PROBLEM TO SOLVE: Write the material out again in full, word for word. Do not include the pictures.

GIVEN INFORMATION:
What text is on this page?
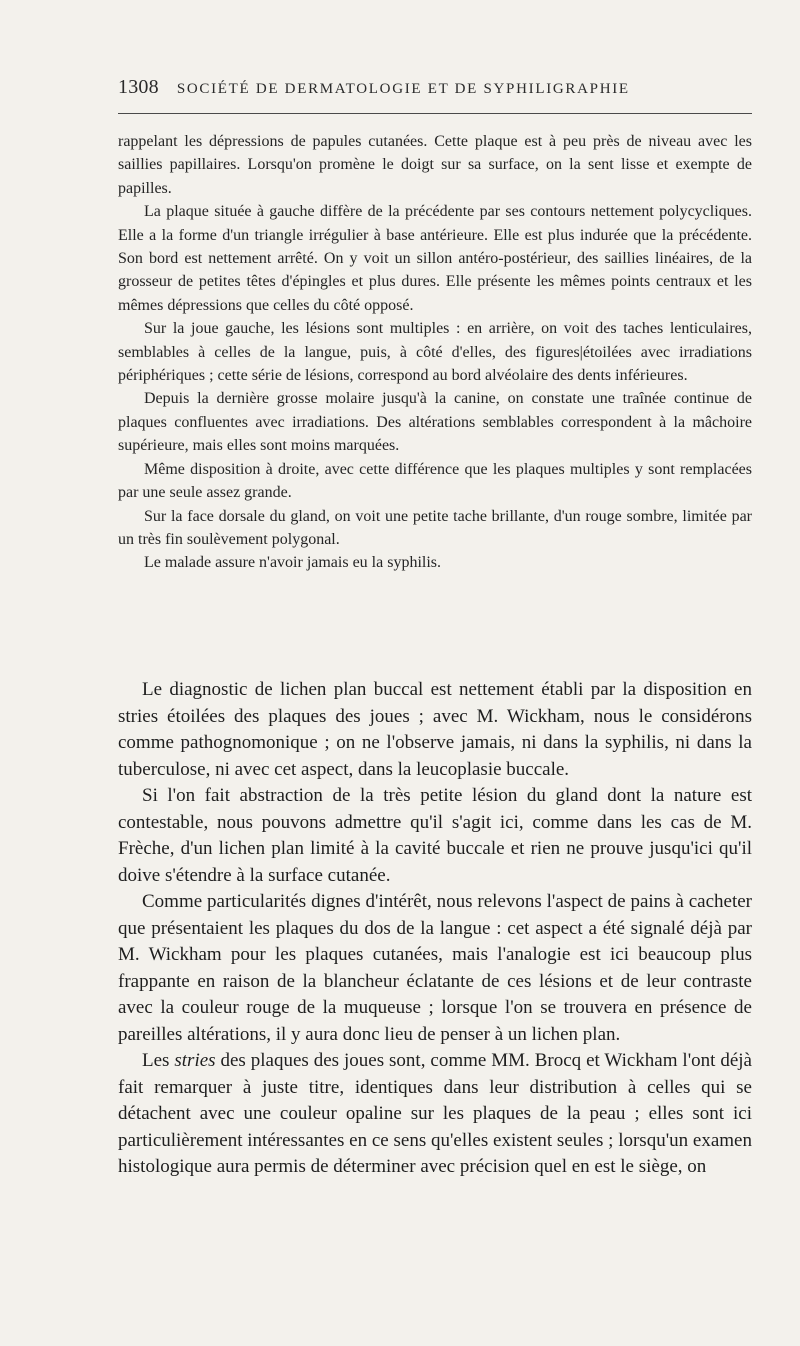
1308 SOCIÉTÉ DE DERMATOLOGIE ET DE SYPHILIGRAPHIE

rappelant les dépressions de papules cutanées. Cette plaque est à peu près de niveau avec les saillies papillaires. Lorsqu'on promène le doigt sur sa surface, on la sent lisse et exempte de papilles.

La plaque située à gauche diffère de la précédente par ses contours nettement polycycliques. Elle a la forme d'un triangle irrégulier à base antérieure. Elle est plus indurée que la précédente. Son bord est nettement arrêté. On y voit un sillon antéro-postérieur, des saillies linéaires, de la grosseur de petites têtes d'épingles et plus dures. Elle présente les mêmes points centraux et les mêmes dépressions que celles du côté opposé.

Sur la joue gauche, les lésions sont multiples : en arrière, on voit des taches lenticulaires, semblables à celles de la langue, puis, à côté d'elles, des figures|étoilées avec irradiations périphériques ; cette série de lésions, correspond au bord alvéolaire des dents inférieures.

Depuis la dernière grosse molaire jusqu'à la canine, on constate une traînée continue de plaques confluentes avec irradiations. Des altérations semblables correspondent à la mâchoire supérieure, mais elles sont moins marquées.

Même disposition à droite, avec cette différence que les plaques multiples y sont remplacées par une seule assez grande.

Sur la face dorsale du gland, on voit une petite tache brillante, d'un rouge sombre, limitée par un très fin soulèvement polygonal.

Le malade assure n'avoir jamais eu la syphilis.

Le diagnostic de lichen plan buccal est nettement établi par la disposition en stries étoilées des plaques des joues ; avec M. Wickham, nous le considérons comme pathognomonique ; on ne l'observe jamais, ni dans la syphilis, ni dans la tuberculose, ni avec cet aspect, dans la leucoplasie buccale.

Si l'on fait abstraction de la très petite lésion du gland dont la nature est contestable, nous pouvons admettre qu'il s'agit ici, comme dans les cas de M. Frèche, d'un lichen plan limité à la cavité buccale et rien ne prouve jusqu'ici qu'il doive s'étendre à la surface cutanée.

Comme particularités dignes d'intérêt, nous relevons l'aspect de pains à cacheter que présentaient les plaques du dos de la langue : cet aspect a été signalé déjà par M. Wickham pour les plaques cutanées, mais l'analogie est ici beaucoup plus frappante en raison de la blancheur éclatante de ces lésions et de leur contraste avec la couleur rouge de la muqueuse ; lorsque l'on se trouvera en présence de pareilles altérations, il y aura donc lieu de penser à un lichen plan.

Les stries des plaques des joues sont, comme MM. Brocq et Wickham l'ont déjà fait remarquer à juste titre, identiques dans leur distribution à celles qui se détachent avec une couleur opaline sur les plaques de la peau ; elles sont ici particulièrement intéressantes en ce sens qu'elles existent seules ; lorsqu'un examen histologique aura permis de déterminer avec précision quel en est le siège, on
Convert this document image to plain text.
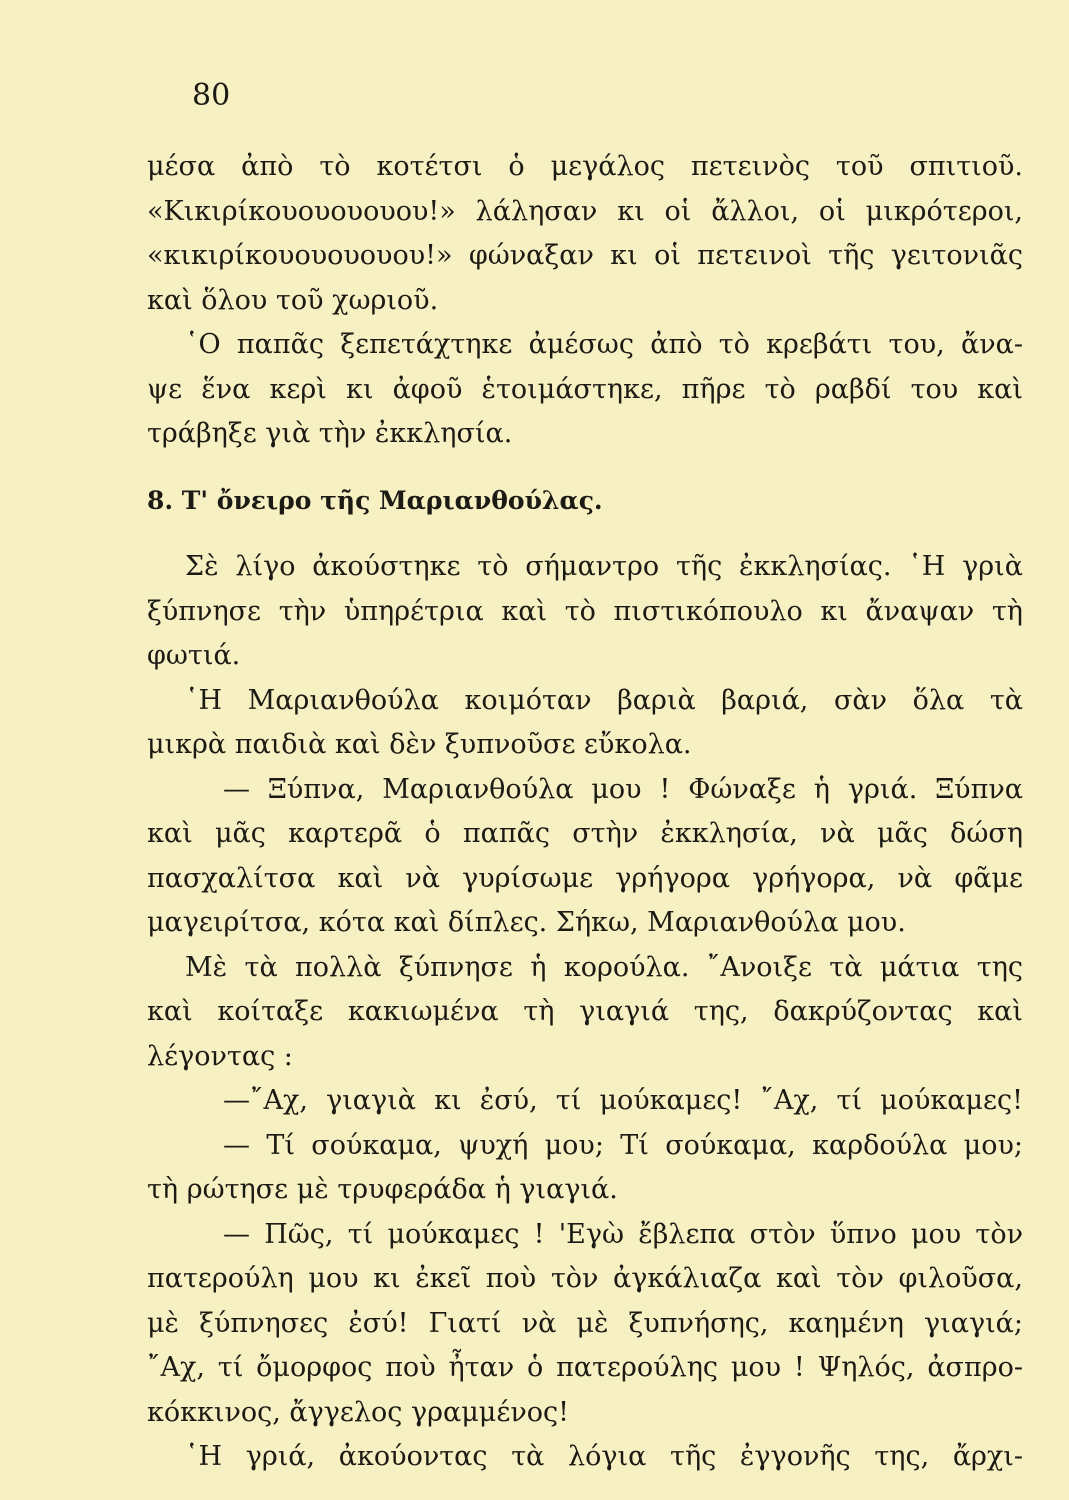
80
μέσα ἀπὸ τὸ κοτέτσι ὁ μεγάλος πετεινὸς τοῦ σπιτιοῦ.
«Κικιρίκουουουουου!» λάλησαν κι οἱ ἄλλοι, οἱ μικρότεροι,
«κικιρίκουουουουου!» φώναξαν κι οἱ πετεινοὶ τῆς γειτονιᾶς
καὶ ὅλου τοῦ χωριοῦ.
῾Ο παπᾶς ξεπετάχτηκε ἀμέσως ἀπὸ τὸ κρεβάτι του, ἄνα-
ψε ἕνα κερὶ κι ἀφοῦ ἑτοιμάστηκε, πῆρε τὸ ραβδί του καὶ
τράβηξε γιὰ τὴν ἐκκλησία.
8. Τ' ὄνειρο τῆς Μαριανθούλας.
Σὲ λίγο ἀκούστηκε τὸ σήμαντρο τῆς ἐκκλησίας. ῾Η γριὰ
ξύπνησε τὴν ὑπηρέτρια καὶ τὸ πιστικόπουλο κι ἄναψαν τὴ
φωτιά.
῾Η Μαριανθούλα κοιμόταν βαριὰ βαριά, σὰν ὅλα τὰ
μικρὰ παιδιὰ καὶ δὲν ξυπνοῦσε εὔκολα.
— Ξύπνα, Μαριανθούλα μου ! Φώναξε ἡ γριά. Ξύπνα
καὶ μᾶς καρτερᾶ ὁ παπᾶς στὴν ἐκκλησία, νὰ μᾶς δώση
πασχαλίτσα καὶ νὰ γυρίσωμε γρήγορα γρήγορα, νὰ φᾶμε
μαγειρίτσα, κότα καὶ δίπλες. Σήκω, Μαριανθούλα μου.
Μὲ τὰ πολλὰ ξύπνησε ἡ κορούλα. ῎Ανοιξε τὰ μάτια της
καὶ κοίταξε κακιωμένα τὴ γιαγιά της, δακρύζοντας καὶ
λέγοντας :
—῎Αχ, γιαγιὰ κι ἐσύ, τί μούκαμες! ῎Αχ, τί μούκαμες!
— Τί σούκαμα, ψυχή μου; Τί σούκαμα, καρδούλα μου;
τὴ ρώτησε μὲ τρυφεράδα ἡ γιαγιά.
— Πῶς, τί μούκαμες ! 'Εγὼ ἔβλεπα στὸν ὕπνο μου τὸν
πατερούλη μου κι ἐκεῖ ποὺ τὸν ἀγκάλιαζα καὶ τὸν φιλοῦσα,
μὲ ξύπνησες ἐσύ! Γιατί νὰ μὲ ξυπνήσης, καημένη γιαγιά;
῎Αχ, τί ὄμορφος ποὺ ἦταν ὁ πατερούλης μου ! Ψηλός, ἀσπρο-
κόκκινος, ἄγγελος γραμμένος!
῾Η γριά, ἀκούοντας τὰ λόγια τῆς ἐγγονῆς της, ἄρχι-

RESULT FOR THIS TASK:
What text is on this page?
1308 SOCIÉTÉ DE DERMATOLOGIE ET DE SYPHILIGRAPHIE

rappelant les dépressions de papules cutanées. Cette plaque est à peu près de niveau avec les saillies papillaires. Lorsqu'on promène le doigt sur sa surface, on la sent lisse et exempte de papilles.

La plaque située à gauche diffère de la précédente par ses contours nettement polycycliques. Elle a la forme d'un triangle irrégulier à base antérieure. Elle est plus indurée que la précédente. Son bord est nettement arrêté. On y voit un sillon antéro-postérieur, des saillies linéaires, de la grosseur de petites têtes d'épingles et plus dures. Elle présente les mêmes points centraux et les mêmes dépressions que celles du côté opposé.

Sur la joue gauche, les lésions sont multiples : en arrière, on voit des taches lenticulaires, semblables à celles de la langue, puis, à côté d'elles, des figures|étoilées avec irradiations périphériques ; cette série de lésions, correspond au bord alvéolaire des dents inférieures.

Depuis la dernière grosse molaire jusqu'à la canine, on constate une traînée continue de plaques confluentes avec irradiations. Des altérations semblables correspondent à la mâchoire supérieure, mais elles sont moins marquées.

Même disposition à droite, avec cette différence que les plaques multiples y sont remplacées par une seule assez grande.

Sur la face dorsale du gland, on voit une petite tache brillante, d'un rouge sombre, limitée par un très fin soulèvement polygonal.

Le malade assure n'avoir jamais eu la syphilis.

Le diagnostic de lichen plan buccal est nettement établi par la disposition en stries étoilées des plaques des joues ; avec M. Wickham, nous le considérons comme pathognomonique ; on ne l'observe jamais, ni dans la syphilis, ni dans la tuberculose, ni avec cet aspect, dans la leucoplasie buccale.

Si l'on fait abstraction de la très petite lésion du gland dont la nature est contestable, nous pouvons admettre qu'il s'agit ici, comme dans les cas de M. Frèche, d'un lichen plan limité à la cavité buccale et rien ne prouve jusqu'ici qu'il doive s'étendre à la surface cutanée.

Comme particularités dignes d'intérêt, nous relevons l'aspect de pains à cacheter que présentaient les plaques du dos de la langue : cet aspect a été signalé déjà par M. Wickham pour les plaques cutanées, mais l'analogie est ici beaucoup plus frappante en raison de la blancheur éclatante de ces lésions et de leur contraste avec la couleur rouge de la muqueuse ; lorsque l'on se trouvera en présence de pareilles altérations, il y aura donc lieu de penser à un lichen plan.

Les stries des plaques des joues sont, comme MM. Brocq et Wickham l'ont déjà fait remarquer à juste titre, identiques dans leur distribution à celles qui se détachent avec une couleur opaline sur les plaques de la peau ; elles sont ici particulièrement intéressantes en ce sens qu'elles existent seules ; lorsqu'un examen histologique aura permis de déterminer avec précision quel en est le siège, on
Convert this document image to plain text.
80
μέσα ἀπὸ τὸ κοτέτσι ὁ μεγάλος πετεινὸς τοῦ σπιτιοῦ.
«Κικιρίκουουουουου!» λάλησαν κι οἱ ἄλλοι, οἱ μικρότεροι,
«κικιρίκουουουουου!» φώναξαν κι οἱ πετεινοὶ τῆς γειτονιᾶς
καὶ ὅλου τοῦ χωριοῦ.
῾Ο παπᾶς ξεπετάχτηκε ἀμέσως ἀπὸ τὸ κρεβάτι του, ἄνα-
ψε ἕνα κερὶ κι ἀφοῦ ἑτοιμάστηκε, πῆρε τὸ ραβδί του καὶ
τράβηξε γιὰ τὴν ἐκκλησία.
8. Τ' ὄνειρο τῆς Μαριανθούλας.
Σὲ λίγο ἀκούστηκε τὸ σήμαντρο τῆς ἐκκλησίας. ῾Η γριὰ
ξύπνησε τὴν ὑπηρέτρια καὶ τὸ πιστικόπουλο κι ἄναψαν τὴ
φωτιά.
῾Η Μαριανθούλα κοιμόταν βαριὰ βαριά, σὰν ὅλα τὰ
μικρὰ παιδιὰ καὶ δὲν ξυπνοῦσε εὔκολα.
— Ξύπνα, Μαριανθούλα μου ! Φώναξε ἡ γριά. Ξύπνα
καὶ μᾶς καρτερᾶ ὁ παπᾶς στὴν ἐκκλησία, νὰ μᾶς δώση
πασχαλίτσα καὶ νὰ γυρίσωμε γρήγορα γρήγορα, νὰ φᾶμε
μαγειρίτσα, κότα καὶ δίπλες. Σήκω, Μαριανθούλα μου.
Μὲ τὰ πολλὰ ξύπνησε ἡ κορούλα. ῎Ανοιξε τὰ μάτια της
καὶ κοίταξε κακιωμένα τὴ γιαγιά της, δακρύζοντας καὶ
λέγοντας :
—῎Αχ, γιαγιὰ κι ἐσύ, τί μούκαμες! ῎Αχ, τί μούκαμες!
— Τί σούκαμα, ψυχή μου; Τί σούκαμα, καρδούλα μου;
τὴ ρώτησε μὲ τρυφεράδα ἡ γιαγιά.
— Πῶς, τί μούκαμες ! 'Εγὼ ἔβλεπα στὸν ὕπνο μου τὸν
πατερούλη μου κι ἐκεῖ ποὺ τὸν ἀγκάλιαζα καὶ τὸν φιλοῦσα,
μὲ ξύπνησες ἐσύ! Γιατί νὰ μὲ ξυπνήσης, καημένη γιαγιά;
῎Αχ, τί ὄμορφος ποὺ ἦταν ὁ πατερούλης μου ! Ψηλός, ἀσπρο-
κόκκινος, ἄγγελος γραμμένος!
῾Η γριά, ἀκούοντας τὰ λόγια τῆς ἐγγονῆς της, ἄρχι-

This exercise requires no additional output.